## begin Records to process
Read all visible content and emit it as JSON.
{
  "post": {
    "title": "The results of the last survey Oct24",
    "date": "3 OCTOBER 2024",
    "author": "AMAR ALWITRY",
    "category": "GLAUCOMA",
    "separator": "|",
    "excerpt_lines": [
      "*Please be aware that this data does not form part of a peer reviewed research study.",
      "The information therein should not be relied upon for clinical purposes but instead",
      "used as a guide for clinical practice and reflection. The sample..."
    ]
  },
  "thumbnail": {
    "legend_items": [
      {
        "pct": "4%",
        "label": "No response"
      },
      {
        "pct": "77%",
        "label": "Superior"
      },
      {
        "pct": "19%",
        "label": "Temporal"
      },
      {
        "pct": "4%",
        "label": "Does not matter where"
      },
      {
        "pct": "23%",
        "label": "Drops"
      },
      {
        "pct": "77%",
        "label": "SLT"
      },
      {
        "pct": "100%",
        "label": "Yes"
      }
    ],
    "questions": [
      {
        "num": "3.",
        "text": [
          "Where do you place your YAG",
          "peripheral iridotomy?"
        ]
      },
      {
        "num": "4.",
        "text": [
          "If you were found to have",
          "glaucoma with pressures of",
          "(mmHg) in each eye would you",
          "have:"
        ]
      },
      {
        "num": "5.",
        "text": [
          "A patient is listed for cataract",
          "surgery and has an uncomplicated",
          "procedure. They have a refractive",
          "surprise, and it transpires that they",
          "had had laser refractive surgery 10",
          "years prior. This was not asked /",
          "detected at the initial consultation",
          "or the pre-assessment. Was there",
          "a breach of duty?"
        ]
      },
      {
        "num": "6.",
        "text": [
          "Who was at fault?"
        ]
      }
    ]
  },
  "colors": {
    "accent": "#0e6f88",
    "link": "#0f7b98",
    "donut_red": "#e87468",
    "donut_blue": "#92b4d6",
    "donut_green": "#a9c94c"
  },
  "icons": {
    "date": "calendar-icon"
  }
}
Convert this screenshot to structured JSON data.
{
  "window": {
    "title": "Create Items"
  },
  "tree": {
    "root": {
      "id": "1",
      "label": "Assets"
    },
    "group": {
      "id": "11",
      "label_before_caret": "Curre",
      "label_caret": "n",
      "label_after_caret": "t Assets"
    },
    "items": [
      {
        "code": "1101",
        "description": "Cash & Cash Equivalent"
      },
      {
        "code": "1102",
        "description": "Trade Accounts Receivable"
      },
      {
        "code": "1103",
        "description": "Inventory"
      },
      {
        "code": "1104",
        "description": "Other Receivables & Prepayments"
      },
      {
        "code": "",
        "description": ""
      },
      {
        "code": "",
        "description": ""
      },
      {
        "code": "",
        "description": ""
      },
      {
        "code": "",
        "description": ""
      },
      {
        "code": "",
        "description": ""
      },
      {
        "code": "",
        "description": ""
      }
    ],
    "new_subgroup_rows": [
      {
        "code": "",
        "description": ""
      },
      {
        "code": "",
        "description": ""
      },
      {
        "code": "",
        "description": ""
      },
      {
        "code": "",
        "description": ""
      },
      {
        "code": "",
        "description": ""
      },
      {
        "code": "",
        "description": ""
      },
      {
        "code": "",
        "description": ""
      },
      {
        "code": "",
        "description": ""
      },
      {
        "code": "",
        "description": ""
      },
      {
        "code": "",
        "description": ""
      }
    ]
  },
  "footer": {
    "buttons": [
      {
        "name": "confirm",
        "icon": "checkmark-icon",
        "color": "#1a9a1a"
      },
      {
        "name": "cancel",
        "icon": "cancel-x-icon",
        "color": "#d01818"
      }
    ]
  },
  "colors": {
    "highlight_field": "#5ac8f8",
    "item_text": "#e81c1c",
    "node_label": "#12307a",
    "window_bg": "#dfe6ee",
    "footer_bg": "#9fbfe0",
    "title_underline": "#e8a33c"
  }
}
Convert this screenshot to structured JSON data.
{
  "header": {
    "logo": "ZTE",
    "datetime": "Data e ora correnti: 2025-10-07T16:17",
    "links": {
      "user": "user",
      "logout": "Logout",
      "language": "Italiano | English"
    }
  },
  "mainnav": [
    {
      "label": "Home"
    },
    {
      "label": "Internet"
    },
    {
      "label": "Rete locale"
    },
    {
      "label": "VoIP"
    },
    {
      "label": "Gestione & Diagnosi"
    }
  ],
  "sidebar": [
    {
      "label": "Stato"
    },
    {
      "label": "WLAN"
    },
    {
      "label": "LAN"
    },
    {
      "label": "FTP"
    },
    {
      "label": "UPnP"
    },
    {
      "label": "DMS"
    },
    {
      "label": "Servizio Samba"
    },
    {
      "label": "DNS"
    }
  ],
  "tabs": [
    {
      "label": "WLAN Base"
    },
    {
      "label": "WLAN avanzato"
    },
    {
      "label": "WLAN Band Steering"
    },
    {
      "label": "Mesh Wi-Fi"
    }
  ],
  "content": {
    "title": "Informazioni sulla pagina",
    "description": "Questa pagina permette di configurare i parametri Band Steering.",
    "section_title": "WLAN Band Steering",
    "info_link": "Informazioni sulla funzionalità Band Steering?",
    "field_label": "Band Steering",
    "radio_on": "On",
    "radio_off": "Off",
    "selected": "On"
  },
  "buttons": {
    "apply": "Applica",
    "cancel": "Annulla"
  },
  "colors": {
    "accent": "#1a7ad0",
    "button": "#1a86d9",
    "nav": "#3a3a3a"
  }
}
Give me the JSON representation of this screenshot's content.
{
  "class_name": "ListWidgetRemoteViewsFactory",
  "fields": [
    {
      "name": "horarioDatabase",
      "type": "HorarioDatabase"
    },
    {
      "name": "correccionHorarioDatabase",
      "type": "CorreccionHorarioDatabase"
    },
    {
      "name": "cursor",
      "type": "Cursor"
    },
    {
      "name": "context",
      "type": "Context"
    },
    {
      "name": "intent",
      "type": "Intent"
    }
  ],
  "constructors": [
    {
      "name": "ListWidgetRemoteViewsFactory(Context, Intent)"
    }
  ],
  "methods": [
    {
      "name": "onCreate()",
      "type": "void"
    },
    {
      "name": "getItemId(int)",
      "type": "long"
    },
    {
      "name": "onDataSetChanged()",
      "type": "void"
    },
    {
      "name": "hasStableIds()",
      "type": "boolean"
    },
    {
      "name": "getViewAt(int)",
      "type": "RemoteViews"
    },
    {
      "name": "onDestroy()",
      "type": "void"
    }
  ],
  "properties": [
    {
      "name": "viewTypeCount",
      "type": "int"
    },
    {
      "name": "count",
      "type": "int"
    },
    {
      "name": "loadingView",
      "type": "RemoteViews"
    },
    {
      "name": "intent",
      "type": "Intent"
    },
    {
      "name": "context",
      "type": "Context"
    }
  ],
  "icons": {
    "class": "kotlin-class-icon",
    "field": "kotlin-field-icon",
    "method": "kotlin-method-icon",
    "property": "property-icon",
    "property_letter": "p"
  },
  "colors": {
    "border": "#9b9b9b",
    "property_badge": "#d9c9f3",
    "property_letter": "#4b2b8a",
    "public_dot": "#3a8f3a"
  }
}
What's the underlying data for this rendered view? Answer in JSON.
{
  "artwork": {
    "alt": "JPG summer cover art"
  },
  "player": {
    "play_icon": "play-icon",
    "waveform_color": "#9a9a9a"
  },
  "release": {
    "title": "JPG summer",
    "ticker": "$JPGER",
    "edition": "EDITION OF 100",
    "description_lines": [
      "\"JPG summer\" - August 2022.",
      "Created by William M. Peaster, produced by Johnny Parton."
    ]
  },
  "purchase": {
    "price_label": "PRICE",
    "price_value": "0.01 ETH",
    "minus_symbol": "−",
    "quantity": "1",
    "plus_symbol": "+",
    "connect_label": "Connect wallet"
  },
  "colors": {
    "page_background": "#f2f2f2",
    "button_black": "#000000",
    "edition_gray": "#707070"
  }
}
## end Records to process
* [Stated task] Every line of the records above needs to be given again exactly.

* [Answer for this exercise]
Read all visible content and emit it as JSON.
{
  "post": {
    "title": "The results of the last survey Oct24",
    "date": "3 OCTOBER 2024",
    "author": "AMAR ALWITRY",
    "category": "GLAUCOMA",
    "separator": "|",
    "excerpt_lines": [
      "*Please be aware that this data does not form part of a peer reviewed research study.",
      "The information therein should not be relied upon for clinical purposes but instead",
      "used as a guide for clinical practice and reflection. The sample..."
    ]
  },
  "thumbnail": {
    "legend_items": [
      {
        "pct": "4%",
        "label": "No response"
      },
      {
        "pct": "77%",
        "label": "Superior"
      },
      {
        "pct": "19%",
        "label": "Temporal"
      },
      {
        "pct": "4%",
        "label": "Does not matter where"
      },
      {
        "pct": "23%",
        "label": "Drops"
      },
      {
        "pct": "77%",
        "label": "SLT"
      },
      {
        "pct": "100%",
        "label": "Yes"
      }
    ],
    "questions": [
      {
        "num": "3.",
        "text": [
          "Where do you place your YAG",
          "peripheral iridotomy?"
        ]
      },
      {
        "num": "4.",
        "text": [
          "If you were found to have",
          "glaucoma with pressures of",
          "(mmHg) in each eye would you",
          "have:"
        ]
      },
      {
        "num": "5.",
        "text": [
          "A patient is listed for cataract",
          "surgery and has an uncomplicated",
          "procedure. They have a refractive",
          "surprise, and it transpires that they",
          "had had laser refractive surgery 10",
          "years prior. This was not asked /",
          "detected at the initial consultation",
          "or the pre-assessment. Was there",
          "a breach of duty?"
        ]
      },
      {
        "num": "6.",
        "text": [
          "Who was at fault?"
        ]
      }
    ]
  },
  "colors": {
    "accent": "#0e6f88",
    "link": "#0f7b98",
    "donut_red": "#e87468",
    "donut_blue": "#92b4d6",
    "donut_green": "#a9c94c"
  },
  "icons": {
    "date": "calendar-icon"
  }
}
Convert this screenshot to structured JSON data.
{
  "window": {
    "title": "Create Items"
  },
  "tree": {
    "root": {
      "id": "1",
      "label": "Assets"
    },
    "group": {
      "id": "11",
      "label_before_caret": "Curre",
      "label_caret": "n",
      "label_after_caret": "t Assets"
    },
    "items": [
      {
        "code": "1101",
        "description": "Cash & Cash Equivalent"
      },
      {
        "code": "1102",
        "description": "Trade Accounts Receivable"
      },
      {
        "code": "1103",
        "description": "Inventory"
      },
      {
        "code": "1104",
        "description": "Other Receivables & Prepayments"
      },
      {
        "code": "",
        "description": ""
      },
      {
        "code": "",
        "description": ""
      },
      {
        "code": "",
        "description": ""
      },
      {
        "code": "",
        "description": ""
      },
      {
        "code": "",
        "description": ""
      },
      {
        "code": "",
        "description": ""
      }
    ],
    "new_subgroup_rows": [
      {
        "code": "",
        "description": ""
      },
      {
        "code": "",
        "description": ""
      },
      {
        "code": "",
        "description": ""
      },
      {
        "code": "",
        "description": ""
      },
      {
        "code": "",
        "description": ""
      },
      {
        "code": "",
        "description": ""
      },
      {
        "code": "",
        "description": ""
      },
      {
        "code": "",
        "description": ""
      },
      {
        "code": "",
        "description": ""
      },
      {
        "code": "",
        "description": ""
      }
    ]
  },
  "footer": {
    "buttons": [
      {
        "name": "confirm",
        "icon": "checkmark-icon",
        "color": "#1a9a1a"
      },
      {
        "name": "cancel",
        "icon": "cancel-x-icon",
        "color": "#d01818"
      }
    ]
  },
  "colors": {
    "highlight_field": "#5ac8f8",
    "item_text": "#e81c1c",
    "node_label": "#12307a",
    "window_bg": "#dfe6ee",
    "footer_bg": "#9fbfe0",
    "title_underline": "#e8a33c"
  }
}
Convert this screenshot to structured JSON data.
{
  "header": {
    "logo": "ZTE",
    "datetime": "Data e ora correnti: 2025-10-07T16:17",
    "links": {
      "user": "user",
      "logout": "Logout",
      "language": "Italiano | English"
    }
  },
  "mainnav": [
    {
      "label": "Home"
    },
    {
      "label": "Internet"
    },
    {
      "label": "Rete locale"
    },
    {
      "label": "VoIP"
    },
    {
      "label": "Gestione & Diagnosi"
    }
  ],
  "sidebar": [
    {
      "label": "Stato"
    },
    {
      "label": "WLAN"
    },
    {
      "label": "LAN"
    },
    {
      "label": "FTP"
    },
    {
      "label": "UPnP"
    },
    {
      "label": "DMS"
    },
    {
      "label": "Servizio Samba"
    },
    {
      "label": "DNS"
    }
  ],
  "tabs": [
    {
      "label": "WLAN Base"
    },
    {
      "label": "WLAN avanzato"
    },
    {
      "label": "WLAN Band Steering"
    },
    {
      "label": "Mesh Wi-Fi"
    }
  ],
  "content": {
    "title": "Informazioni sulla pagina",
    "description": "Questa pagina permette di configurare i parametri Band Steering.",
    "section_title": "WLAN Band Steering",
    "info_link": "Informazioni sulla funzionalità Band Steering?",
    "field_label": "Band Steering",
    "radio_on": "On",
    "radio_off": "Off",
    "selected": "On"
  },
  "buttons": {
    "apply": "Applica",
    "cancel": "Annulla"
  },
  "colors": {
    "accent": "#1a7ad0",
    "button": "#1a86d9",
    "nav": "#3a3a3a"
  }
}
Give me the JSON representation of this screenshot's content.
{
  "class_name": "ListWidgetRemoteViewsFactory",
  "fields": [
    {
      "name": "horarioDatabase",
      "type": "HorarioDatabase"
    },
    {
      "name": "correccionHorarioDatabase",
      "type": "CorreccionHorarioDatabase"
    },
    {
      "name": "cursor",
      "type": "Cursor"
    },
    {
      "name": "context",
      "type": "Context"
    },
    {
      "name": "intent",
      "type": "Intent"
    }
  ],
  "constructors": [
    {
      "name": "ListWidgetRemoteViewsFactory(Context, Intent)"
    }
  ],
  "methods": [
    {
      "name": "onCreate()",
      "type": "void"
    },
    {
      "name": "getItemId(int)",
      "type": "long"
    },
    {
      "name": "onDataSetChanged()",
      "type": "void"
    },
    {
      "name": "hasStableIds()",
      "type": "boolean"
    },
    {
      "name": "getViewAt(int)",
      "type": "RemoteViews"
    },
    {
      "name": "onDestroy()",
      "type": "void"
    }
  ],
  "properties": [
    {
      "name": "viewTypeCount",
      "type": "int"
    },
    {
      "name": "count",
      "type": "int"
    },
    {
      "name": "loadingView",
      "type": "RemoteViews"
    },
    {
      "name": "intent",
      "type": "Intent"
    },
    {
      "name": "context",
      "type": "Context"
    }
  ],
  "icons": {
    "class": "kotlin-class-icon",
    "field": "kotlin-field-icon",
    "method": "kotlin-method-icon",
    "property": "property-icon",
    "property_letter": "p"
  },
  "colors": {
    "border": "#9b9b9b",
    "property_badge": "#d9c9f3",
    "property_letter": "#4b2b8a",
    "public_dot": "#3a8f3a"
  }
}
What's the underlying data for this rendered view? Answer in JSON.
{
  "artwork": {
    "alt": "JPG summer cover art"
  },
  "player": {
    "play_icon": "play-icon",
    "waveform_color": "#9a9a9a"
  },
  "release": {
    "title": "JPG summer",
    "ticker": "$JPGER",
    "edition": "EDITION OF 100",
    "description_lines": [
      "\"JPG summer\" - August 2022.",
      "Created by William M. Peaster, produced by Johnny Parton."
    ]
  },
  "purchase": {
    "price_label": "PRICE",
    "price_value": "0.01 ETH",
    "minus_symbol": "−",
    "quantity": "1",
    "plus_symbol": "+",
    "connect_label": "Connect wallet"
  },
  "colors": {
    "page_background": "#f2f2f2",
    "button_black": "#000000",
    "edition_gray": "#707070"
  }
}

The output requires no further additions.